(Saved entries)
══════════

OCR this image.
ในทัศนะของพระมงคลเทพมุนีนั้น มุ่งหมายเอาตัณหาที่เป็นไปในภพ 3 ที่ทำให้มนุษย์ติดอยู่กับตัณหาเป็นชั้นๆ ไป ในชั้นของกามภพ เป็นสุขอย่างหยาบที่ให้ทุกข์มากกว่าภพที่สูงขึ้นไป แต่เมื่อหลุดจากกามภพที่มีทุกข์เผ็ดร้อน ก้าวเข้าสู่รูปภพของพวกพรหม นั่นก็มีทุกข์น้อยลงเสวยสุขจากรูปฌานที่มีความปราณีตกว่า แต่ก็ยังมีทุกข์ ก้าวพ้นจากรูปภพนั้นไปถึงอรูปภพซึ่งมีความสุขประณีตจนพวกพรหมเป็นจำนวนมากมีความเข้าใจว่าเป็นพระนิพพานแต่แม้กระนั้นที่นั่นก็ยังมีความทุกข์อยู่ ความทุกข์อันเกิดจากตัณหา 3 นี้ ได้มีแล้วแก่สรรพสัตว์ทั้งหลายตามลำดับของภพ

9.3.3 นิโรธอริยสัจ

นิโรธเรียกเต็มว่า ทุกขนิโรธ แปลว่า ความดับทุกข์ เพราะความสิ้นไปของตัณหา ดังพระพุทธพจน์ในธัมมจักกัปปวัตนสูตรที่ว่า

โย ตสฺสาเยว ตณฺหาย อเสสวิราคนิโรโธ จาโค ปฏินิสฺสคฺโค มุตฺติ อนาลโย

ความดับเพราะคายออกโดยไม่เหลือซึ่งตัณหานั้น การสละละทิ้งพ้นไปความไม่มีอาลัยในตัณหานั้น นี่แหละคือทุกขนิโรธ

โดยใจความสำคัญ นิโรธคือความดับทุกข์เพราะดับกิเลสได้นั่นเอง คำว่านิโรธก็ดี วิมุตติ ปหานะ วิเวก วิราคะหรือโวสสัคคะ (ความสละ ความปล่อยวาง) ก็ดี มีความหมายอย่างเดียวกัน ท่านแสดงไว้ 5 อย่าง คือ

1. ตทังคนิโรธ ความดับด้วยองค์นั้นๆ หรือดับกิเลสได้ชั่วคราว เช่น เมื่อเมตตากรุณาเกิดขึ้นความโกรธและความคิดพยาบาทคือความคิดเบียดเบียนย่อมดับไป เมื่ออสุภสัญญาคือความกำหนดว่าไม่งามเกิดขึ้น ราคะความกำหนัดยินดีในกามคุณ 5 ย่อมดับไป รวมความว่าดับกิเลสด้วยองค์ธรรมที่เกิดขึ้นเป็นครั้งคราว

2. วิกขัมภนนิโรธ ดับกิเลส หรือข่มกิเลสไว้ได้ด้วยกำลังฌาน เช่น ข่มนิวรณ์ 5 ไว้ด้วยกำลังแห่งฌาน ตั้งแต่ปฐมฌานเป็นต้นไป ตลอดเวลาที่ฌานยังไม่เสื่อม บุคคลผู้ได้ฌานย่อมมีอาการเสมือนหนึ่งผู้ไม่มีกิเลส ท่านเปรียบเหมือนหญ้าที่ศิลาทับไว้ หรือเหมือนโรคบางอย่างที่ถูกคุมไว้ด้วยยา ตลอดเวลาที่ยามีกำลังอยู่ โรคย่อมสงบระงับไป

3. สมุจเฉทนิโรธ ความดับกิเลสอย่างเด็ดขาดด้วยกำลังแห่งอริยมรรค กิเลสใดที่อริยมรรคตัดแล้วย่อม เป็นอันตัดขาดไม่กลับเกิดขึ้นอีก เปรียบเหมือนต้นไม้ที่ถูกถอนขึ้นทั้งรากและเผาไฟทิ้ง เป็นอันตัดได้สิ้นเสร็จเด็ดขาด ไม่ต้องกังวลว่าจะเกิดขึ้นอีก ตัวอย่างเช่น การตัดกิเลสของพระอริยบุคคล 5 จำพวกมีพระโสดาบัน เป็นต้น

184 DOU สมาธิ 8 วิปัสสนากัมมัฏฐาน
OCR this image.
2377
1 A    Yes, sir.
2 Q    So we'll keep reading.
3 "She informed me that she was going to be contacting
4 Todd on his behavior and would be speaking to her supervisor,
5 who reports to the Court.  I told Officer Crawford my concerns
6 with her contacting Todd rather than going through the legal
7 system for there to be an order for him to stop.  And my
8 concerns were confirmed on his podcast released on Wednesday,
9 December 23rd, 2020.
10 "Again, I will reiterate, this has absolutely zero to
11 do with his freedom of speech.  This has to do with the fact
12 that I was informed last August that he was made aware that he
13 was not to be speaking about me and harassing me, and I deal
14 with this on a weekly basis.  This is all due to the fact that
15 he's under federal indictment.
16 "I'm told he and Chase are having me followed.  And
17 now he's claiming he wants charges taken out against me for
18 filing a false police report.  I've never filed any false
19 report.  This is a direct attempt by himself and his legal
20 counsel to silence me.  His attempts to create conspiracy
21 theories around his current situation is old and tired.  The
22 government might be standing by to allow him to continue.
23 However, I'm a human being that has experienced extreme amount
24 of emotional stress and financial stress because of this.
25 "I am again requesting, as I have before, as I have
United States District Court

══════════

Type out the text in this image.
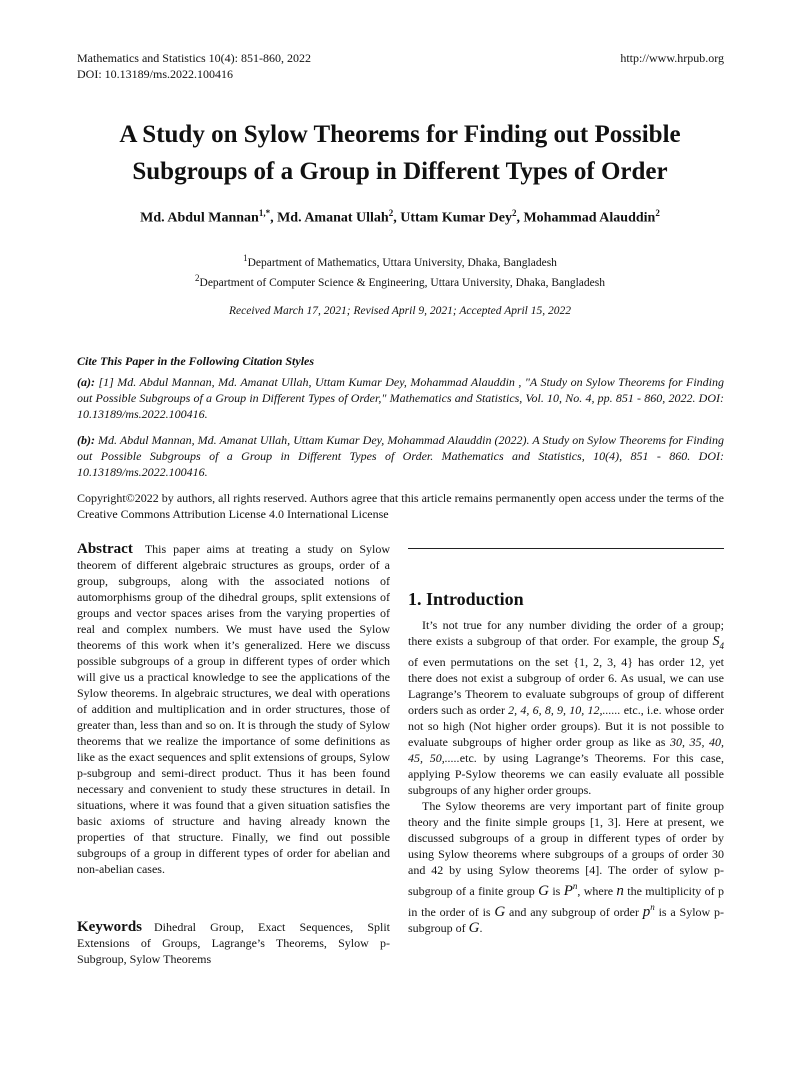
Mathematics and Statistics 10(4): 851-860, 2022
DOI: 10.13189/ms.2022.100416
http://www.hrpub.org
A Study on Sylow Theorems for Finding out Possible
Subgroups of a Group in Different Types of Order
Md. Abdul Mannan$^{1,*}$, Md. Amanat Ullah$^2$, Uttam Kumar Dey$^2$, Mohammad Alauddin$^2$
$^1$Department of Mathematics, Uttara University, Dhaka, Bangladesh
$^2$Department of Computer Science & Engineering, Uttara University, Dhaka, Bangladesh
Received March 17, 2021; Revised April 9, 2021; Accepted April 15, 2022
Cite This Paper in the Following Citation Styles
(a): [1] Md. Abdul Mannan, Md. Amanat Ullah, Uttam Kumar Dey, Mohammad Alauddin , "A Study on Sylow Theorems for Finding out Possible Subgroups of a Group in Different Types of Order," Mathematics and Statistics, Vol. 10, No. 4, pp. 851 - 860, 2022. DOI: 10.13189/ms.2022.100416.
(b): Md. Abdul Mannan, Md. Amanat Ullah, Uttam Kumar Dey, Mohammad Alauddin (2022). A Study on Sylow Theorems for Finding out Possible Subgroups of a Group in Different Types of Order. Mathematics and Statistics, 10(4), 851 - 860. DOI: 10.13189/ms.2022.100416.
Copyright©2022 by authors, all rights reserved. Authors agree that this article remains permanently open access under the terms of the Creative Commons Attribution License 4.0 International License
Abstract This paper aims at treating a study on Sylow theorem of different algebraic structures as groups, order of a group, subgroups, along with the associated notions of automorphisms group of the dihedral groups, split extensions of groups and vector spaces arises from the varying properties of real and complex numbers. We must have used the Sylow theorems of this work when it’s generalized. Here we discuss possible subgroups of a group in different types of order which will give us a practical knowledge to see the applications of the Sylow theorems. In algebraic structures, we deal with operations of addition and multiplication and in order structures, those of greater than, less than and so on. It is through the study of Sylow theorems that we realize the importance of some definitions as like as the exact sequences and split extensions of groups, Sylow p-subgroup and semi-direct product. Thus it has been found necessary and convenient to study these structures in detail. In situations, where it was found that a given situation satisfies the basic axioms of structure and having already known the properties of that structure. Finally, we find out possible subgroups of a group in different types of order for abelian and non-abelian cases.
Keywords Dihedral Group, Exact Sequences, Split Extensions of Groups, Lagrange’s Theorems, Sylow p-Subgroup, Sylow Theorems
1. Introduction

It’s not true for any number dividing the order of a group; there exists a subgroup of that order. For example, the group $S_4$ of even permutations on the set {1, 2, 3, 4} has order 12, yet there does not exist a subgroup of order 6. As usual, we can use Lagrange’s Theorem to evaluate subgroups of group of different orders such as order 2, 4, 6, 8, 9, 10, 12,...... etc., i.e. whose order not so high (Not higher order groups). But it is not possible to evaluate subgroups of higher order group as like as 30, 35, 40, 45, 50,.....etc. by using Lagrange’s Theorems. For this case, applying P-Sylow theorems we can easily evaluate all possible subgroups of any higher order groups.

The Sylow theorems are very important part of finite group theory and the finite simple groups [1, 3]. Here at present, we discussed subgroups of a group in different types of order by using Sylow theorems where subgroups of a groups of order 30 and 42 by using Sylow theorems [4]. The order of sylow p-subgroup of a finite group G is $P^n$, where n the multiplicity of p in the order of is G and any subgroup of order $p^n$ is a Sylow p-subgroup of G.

══════════

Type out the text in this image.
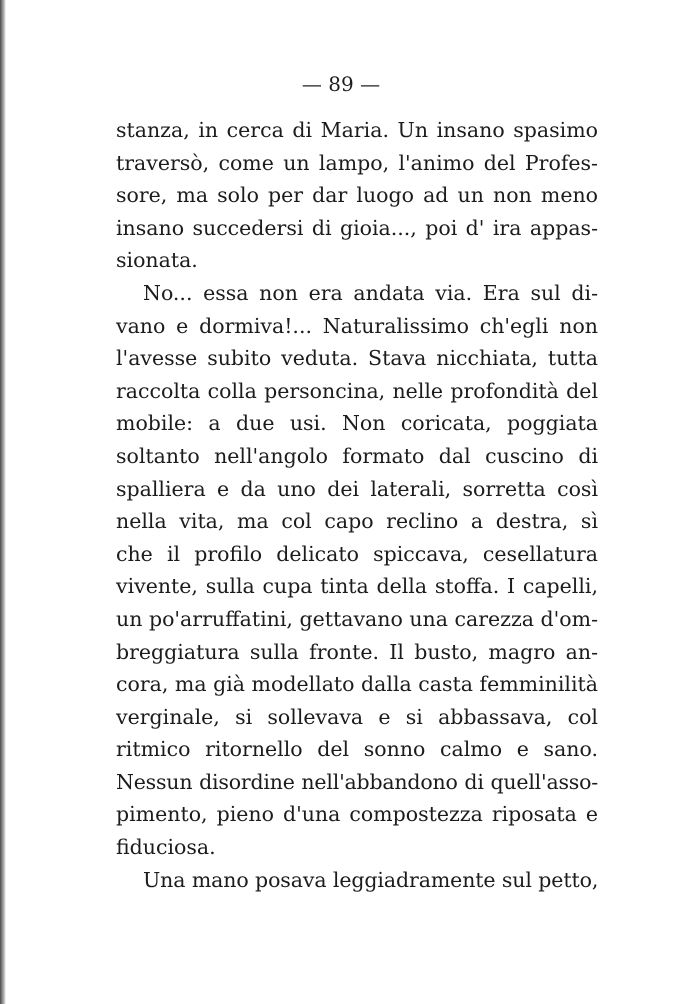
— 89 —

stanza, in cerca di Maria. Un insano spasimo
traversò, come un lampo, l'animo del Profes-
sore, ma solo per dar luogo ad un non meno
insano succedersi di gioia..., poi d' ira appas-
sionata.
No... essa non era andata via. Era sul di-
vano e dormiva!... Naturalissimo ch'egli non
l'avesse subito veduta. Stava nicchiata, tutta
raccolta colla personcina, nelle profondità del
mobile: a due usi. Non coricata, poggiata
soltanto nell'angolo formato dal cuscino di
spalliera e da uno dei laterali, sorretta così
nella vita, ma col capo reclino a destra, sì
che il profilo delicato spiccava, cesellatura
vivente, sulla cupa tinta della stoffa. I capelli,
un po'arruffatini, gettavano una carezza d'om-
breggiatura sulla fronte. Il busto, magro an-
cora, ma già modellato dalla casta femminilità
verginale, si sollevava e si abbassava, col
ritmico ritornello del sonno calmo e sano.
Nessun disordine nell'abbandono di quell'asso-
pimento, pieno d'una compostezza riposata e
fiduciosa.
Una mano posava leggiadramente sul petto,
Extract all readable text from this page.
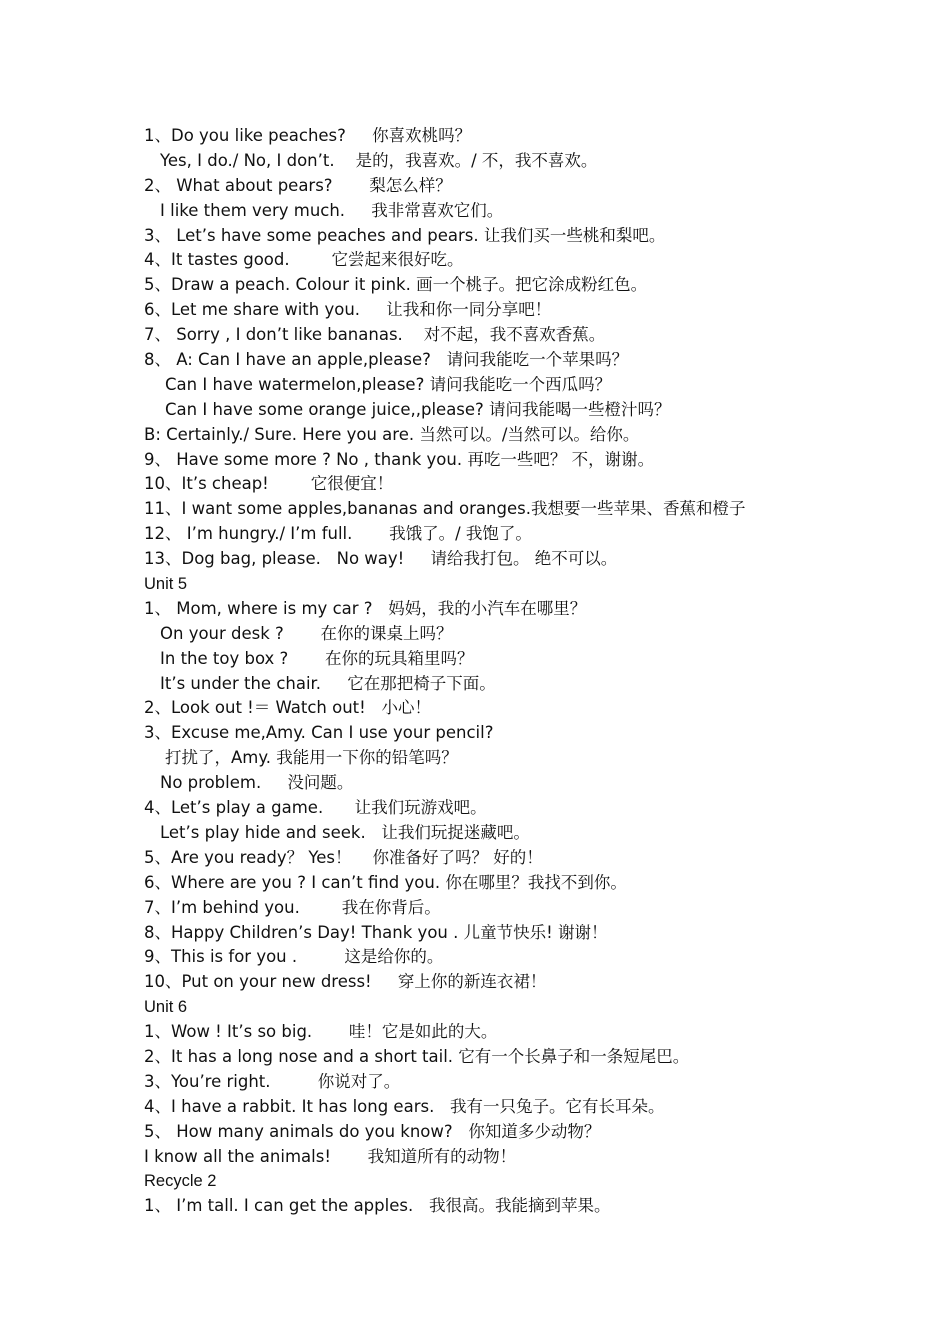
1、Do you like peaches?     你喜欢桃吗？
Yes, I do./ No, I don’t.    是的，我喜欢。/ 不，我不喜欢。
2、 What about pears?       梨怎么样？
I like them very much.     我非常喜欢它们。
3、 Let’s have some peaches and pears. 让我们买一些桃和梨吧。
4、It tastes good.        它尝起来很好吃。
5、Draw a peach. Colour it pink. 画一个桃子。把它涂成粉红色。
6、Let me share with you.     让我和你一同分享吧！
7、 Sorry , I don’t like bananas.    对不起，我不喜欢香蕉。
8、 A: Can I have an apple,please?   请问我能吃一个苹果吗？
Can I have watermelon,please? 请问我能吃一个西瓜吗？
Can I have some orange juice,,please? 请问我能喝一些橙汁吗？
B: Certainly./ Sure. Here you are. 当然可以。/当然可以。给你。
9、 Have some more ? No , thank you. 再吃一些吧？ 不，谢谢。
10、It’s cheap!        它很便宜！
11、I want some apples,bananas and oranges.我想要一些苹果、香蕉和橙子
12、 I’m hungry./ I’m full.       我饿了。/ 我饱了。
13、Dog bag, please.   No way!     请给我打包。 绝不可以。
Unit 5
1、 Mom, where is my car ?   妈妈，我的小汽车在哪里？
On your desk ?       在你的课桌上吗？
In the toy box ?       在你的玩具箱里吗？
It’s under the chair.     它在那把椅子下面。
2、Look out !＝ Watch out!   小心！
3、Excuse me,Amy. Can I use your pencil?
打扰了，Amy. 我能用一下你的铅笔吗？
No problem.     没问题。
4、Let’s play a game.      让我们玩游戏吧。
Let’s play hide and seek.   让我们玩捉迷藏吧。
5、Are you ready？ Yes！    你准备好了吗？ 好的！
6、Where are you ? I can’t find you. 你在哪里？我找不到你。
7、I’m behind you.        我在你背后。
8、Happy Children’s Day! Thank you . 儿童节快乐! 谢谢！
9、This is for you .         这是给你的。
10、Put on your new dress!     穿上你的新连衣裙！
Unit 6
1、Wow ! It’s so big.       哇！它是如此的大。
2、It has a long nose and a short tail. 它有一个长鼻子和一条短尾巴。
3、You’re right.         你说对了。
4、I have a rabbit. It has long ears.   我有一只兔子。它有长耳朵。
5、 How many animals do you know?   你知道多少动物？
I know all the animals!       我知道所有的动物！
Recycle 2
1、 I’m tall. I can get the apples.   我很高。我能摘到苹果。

══════════

Give the number of lines in the material above that have the word "Kumar" in them, and nothing more.

3